• [RECORDS SUPPLIED]:
================================

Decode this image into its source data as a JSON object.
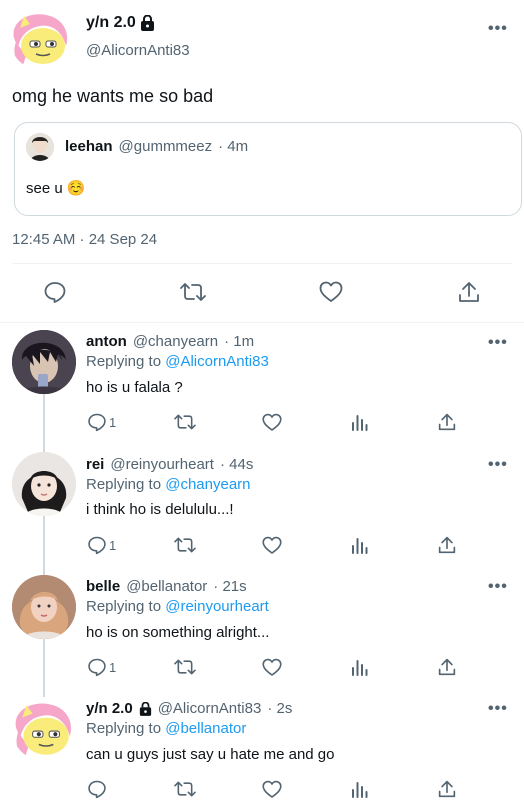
{
  "main_tweet": {
    "display_name": "y/n 2.0",
    "handle": "@AlicornAnti83",
    "text": "omg he wants me so bad",
    "timestamp": "12:45 AM · 24 Sep 24",
    "quote": {
      "display_name": "leehan",
      "handle": "@gummmeez",
      "time": "· 4m",
      "text": "see u ☺️"
    }
  },
  "replies": [
    {
      "display_name": "anton",
      "handle": "@chanyearn",
      "time": "· 1m",
      "replying_label": "Replying to",
      "replying_to": "@AlicornAnti83",
      "text": "ho is u falala ?",
      "reply_count": "1"
    },
    {
      "display_name": "rei",
      "handle": "@reinyourheart",
      "time": "· 44s",
      "replying_label": "Replying to",
      "replying_to": "@chanyearn",
      "text": "i think ho is delululu...!",
      "reply_count": "1"
    },
    {
      "display_name": "belle",
      "handle": "@bellanator",
      "time": "· 21s",
      "replying_label": "Replying to",
      "replying_to": "@reinyourheart",
      "text": "ho is on something alright...",
      "reply_count": "1"
    },
    {
      "display_name": "y/n 2.0",
      "handle": "@AlicornAnti83",
      "time": "· 2s",
      "replying_label": "Replying to",
      "replying_to": "@bellanator",
      "text": "can u guys just say u hate me and go",
      "reply_count": ""
    }
  ],
  "icons": [
    "lock-icon",
    "reply-icon",
    "retweet-icon",
    "like-icon",
    "views-icon",
    "share-icon",
    "more-icon"
  ],
  "colors": {
    "accent": "#1d9bf0",
    "muted": "#536471",
    "text": "#0f1419",
    "border": "#cfd9de"
  }
}
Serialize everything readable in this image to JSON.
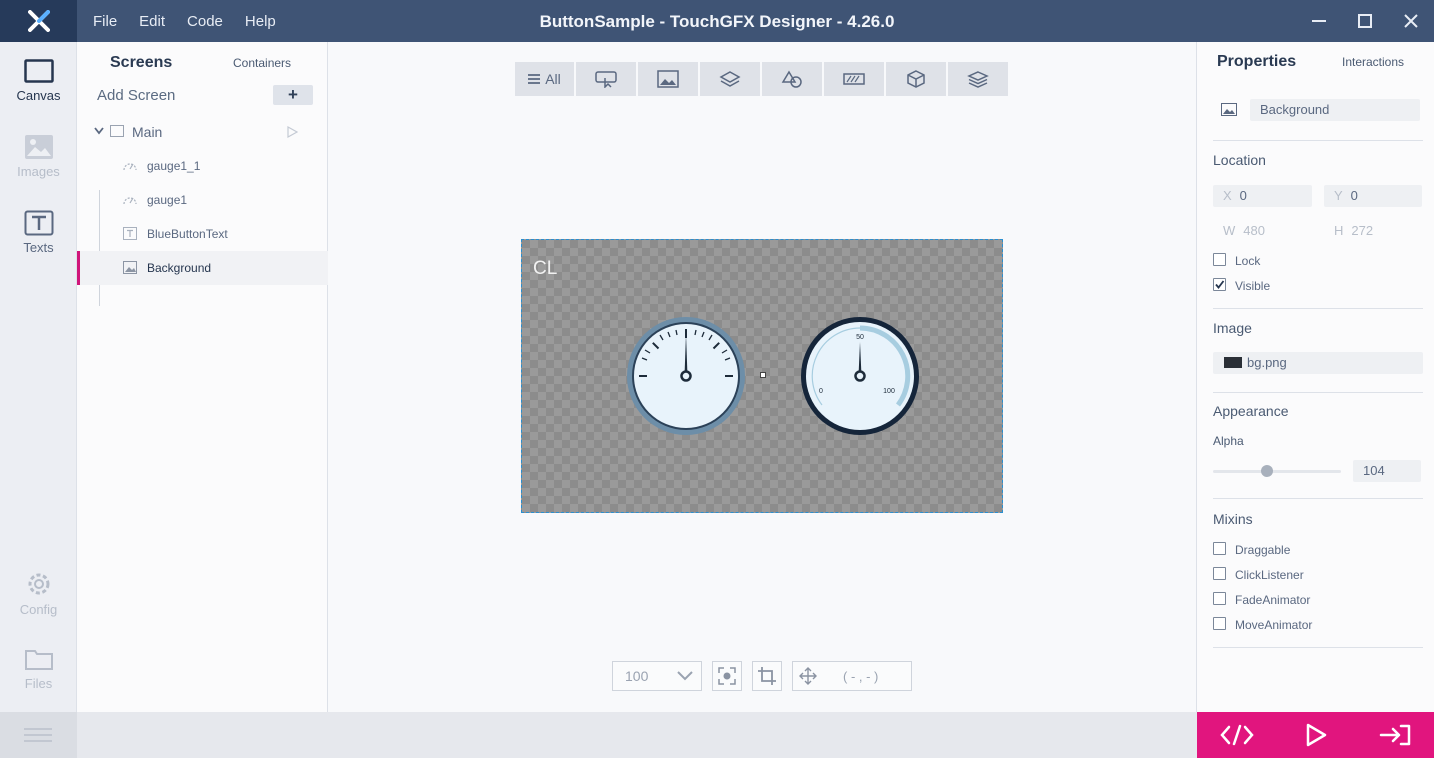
{
  "app": {
    "title": "ButtonSample - TouchGFX Designer - 4.26.0",
    "menu": [
      "File",
      "Edit",
      "Code",
      "Help"
    ]
  },
  "rail": {
    "items": [
      {
        "label": "Canvas",
        "icon": "canvas-icon",
        "state": "active"
      },
      {
        "label": "Images",
        "icon": "image-icon",
        "state": "dim"
      },
      {
        "label": "Texts",
        "icon": "text-icon",
        "state": "mid"
      },
      {
        "label": "Config",
        "icon": "gear-icon",
        "state": "dim"
      },
      {
        "label": "Files",
        "icon": "folder-icon",
        "state": "dim"
      }
    ]
  },
  "screens_panel": {
    "tab_screens": "Screens",
    "tab_containers": "Containers",
    "add_screen": "Add Screen",
    "add_button": "+",
    "screen_name": "Main",
    "widgets": [
      {
        "label": "gauge1_1",
        "icon": "gauge-icon"
      },
      {
        "label": "gauge1",
        "icon": "gauge-icon"
      },
      {
        "label": "BlueButtonText",
        "icon": "text-widget-icon"
      },
      {
        "label": "Background",
        "icon": "image-widget-icon",
        "selected": true
      }
    ]
  },
  "canvas": {
    "filter_all": "All",
    "stage_label": "CL",
    "zoom": "100",
    "coords": "( - , - )",
    "gauge2_labels": {
      "min": "0",
      "mid": "50",
      "max": "100"
    }
  },
  "properties": {
    "tab_properties": "Properties",
    "tab_interactions": "Interactions",
    "widget_name": "Background",
    "location_header": "Location",
    "x_label": "X",
    "x": "0",
    "y_label": "Y",
    "y": "0",
    "w_label": "W",
    "w": "480",
    "h_label": "H",
    "h": "272",
    "lock_label": "Lock",
    "lock": false,
    "visible_label": "Visible",
    "visible": true,
    "image_header": "Image",
    "image_file": "bg.png",
    "appearance_header": "Appearance",
    "alpha_label": "Alpha",
    "alpha_value": "104",
    "mixins_header": "Mixins",
    "mixins": [
      "Draggable",
      "ClickListener",
      "FadeAnimator",
      "MoveAnimator"
    ]
  },
  "colors": {
    "titlebar": "#3f5475",
    "accent": "#e1157e",
    "selection": "#2a8fd0"
  }
}
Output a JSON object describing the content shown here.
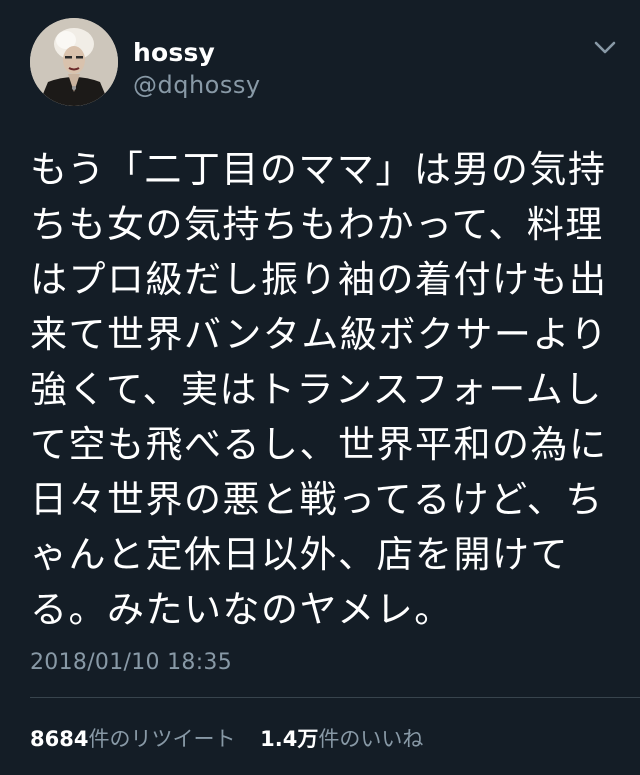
{
  "user": {
    "display_name": "hossy",
    "handle": "@dqhossy"
  },
  "tweet": {
    "lines": [
      "もう「二丁目のママ」は男の気持",
      "ちも女の気持ちもわかって、料理",
      "はプロ級だし振り袖の着付けも出",
      "来て世界バンタム級ボクサーより",
      "強くて、実はトランスフォームし",
      "て空も飛べるし、世界平和の為に",
      "日々世界の悪と戦ってるけど、ち",
      "ゃんと定休日以外、店を開けて",
      "る。みたいなのヤメレ。"
    ],
    "timestamp": "2018/01/10 18:35"
  },
  "stats": {
    "retweets": {
      "count": "8684",
      "label": "件のリツイート"
    },
    "likes": {
      "count": "1.4万",
      "label": "件のいいね"
    }
  },
  "icons": {
    "menu": "chevron-down-icon",
    "avatar": "avatar"
  },
  "colors": {
    "background": "#141d26",
    "text_primary": "#ffffff",
    "text_secondary": "#8899a6",
    "divider": "#38444d"
  }
}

================================

• [YOUR TASK]: Pictures stay out; reproduce every line of the records exactly.

• [EXERCISE OUTPUT]:
Decode this image into its source data as a JSON object.
{
  "main_tweet": {
    "display_name": "y/n 2.0",
    "handle": "@AlicornAnti83",
    "text": "omg he wants me so bad",
    "timestamp": "12:45 AM · 24 Sep 24",
    "quote": {
      "display_name": "leehan",
      "handle": "@gummmeez",
      "time": "· 4m",
      "text": "see u ☺️"
    }
  },
  "replies": [
    {
      "display_name": "anton",
      "handle": "@chanyearn",
      "time": "· 1m",
      "replying_label": "Replying to",
      "replying_to": "@AlicornAnti83",
      "text": "ho is u falala ?",
      "reply_count": "1"
    },
    {
      "display_name": "rei",
      "handle": "@reinyourheart",
      "time": "· 44s",
      "replying_label": "Replying to",
      "replying_to": "@chanyearn",
      "text": "i think ho is delululu...!",
      "reply_count": "1"
    },
    {
      "display_name": "belle",
      "handle": "@bellanator",
      "time": "· 21s",
      "replying_label": "Replying to",
      "replying_to": "@reinyourheart",
      "text": "ho is on something alright...",
      "reply_count": "1"
    },
    {
      "display_name": "y/n 2.0",
      "handle": "@AlicornAnti83",
      "time": "· 2s",
      "replying_label": "Replying to",
      "replying_to": "@bellanator",
      "text": "can u guys just say u hate me and go",
      "reply_count": ""
    }
  ],
  "icons": [
    "lock-icon",
    "reply-icon",
    "retweet-icon",
    "like-icon",
    "views-icon",
    "share-icon",
    "more-icon"
  ],
  "colors": {
    "accent": "#1d9bf0",
    "muted": "#536471",
    "text": "#0f1419",
    "border": "#cfd9de"
  }
}
Serialize everything readable in this image to JSON.
{
  "app": {
    "title": "ButtonSample - TouchGFX Designer - 4.26.0",
    "menu": [
      "File",
      "Edit",
      "Code",
      "Help"
    ]
  },
  "rail": {
    "items": [
      {
        "label": "Canvas",
        "icon": "canvas-icon",
        "state": "active"
      },
      {
        "label": "Images",
        "icon": "image-icon",
        "state": "dim"
      },
      {
        "label": "Texts",
        "icon": "text-icon",
        "state": "mid"
      },
      {
        "label": "Config",
        "icon": "gear-icon",
        "state": "dim"
      },
      {
        "label": "Files",
        "icon": "folder-icon",
        "state": "dim"
      }
    ]
  },
  "screens_panel": {
    "tab_screens": "Screens",
    "tab_containers": "Containers",
    "add_screen": "Add Screen",
    "add_button": "+",
    "screen_name": "Main",
    "widgets": [
      {
        "label": "gauge1_1",
        "icon": "gauge-icon"
      },
      {
        "label": "gauge1",
        "icon": "gauge-icon"
      },
      {
        "label": "BlueButtonText",
        "icon": "text-widget-icon"
      },
      {
        "label": "Background",
        "icon": "image-widget-icon",
        "selected": true
      }
    ]
  },
  "canvas": {
    "filter_all": "All",
    "stage_label": "CL",
    "zoom": "100",
    "coords": "( - , - )",
    "gauge2_labels": {
      "min": "0",
      "mid": "50",
      "max": "100"
    }
  },
  "properties": {
    "tab_properties": "Properties",
    "tab_interactions": "Interactions",
    "widget_name": "Background",
    "location_header": "Location",
    "x_label": "X",
    "x": "0",
    "y_label": "Y",
    "y": "0",
    "w_label": "W",
    "w": "480",
    "h_label": "H",
    "h": "272",
    "lock_label": "Lock",
    "lock": false,
    "visible_label": "Visible",
    "visible": true,
    "image_header": "Image",
    "image_file": "bg.png",
    "appearance_header": "Appearance",
    "alpha_label": "Alpha",
    "alpha_value": "104",
    "mixins_header": "Mixins",
    "mixins": [
      "Draggable",
      "ClickListener",
      "FadeAnimator",
      "MoveAnimator"
    ]
  },
  "colors": {
    "titlebar": "#3f5475",
    "accent": "#e1157e",
    "selection": "#2a8fd0"
  }
}
Output a JSON object describing the content shown here.
{
  "user": {
    "display_name": "hossy",
    "handle": "@dqhossy"
  },
  "tweet": {
    "lines": [
      "もう「二丁目のママ」は男の気持",
      "ちも女の気持ちもわかって、料理",
      "はプロ級だし振り袖の着付けも出",
      "来て世界バンタム級ボクサーより",
      "強くて、実はトランスフォームし",
      "て空も飛べるし、世界平和の為に",
      "日々世界の悪と戦ってるけど、ち",
      "ゃんと定休日以外、店を開けて",
      "る。みたいなのヤメレ。"
    ],
    "timestamp": "2018/01/10 18:35"
  },
  "stats": {
    "retweets": {
      "count": "8684",
      "label": "件のリツイート"
    },
    "likes": {
      "count": "1.4万",
      "label": "件のいいね"
    }
  },
  "icons": {
    "menu": "chevron-down-icon",
    "avatar": "avatar"
  },
  "colors": {
    "background": "#141d26",
    "text_primary": "#ffffff",
    "text_secondary": "#8899a6",
    "divider": "#38444d"
  }
}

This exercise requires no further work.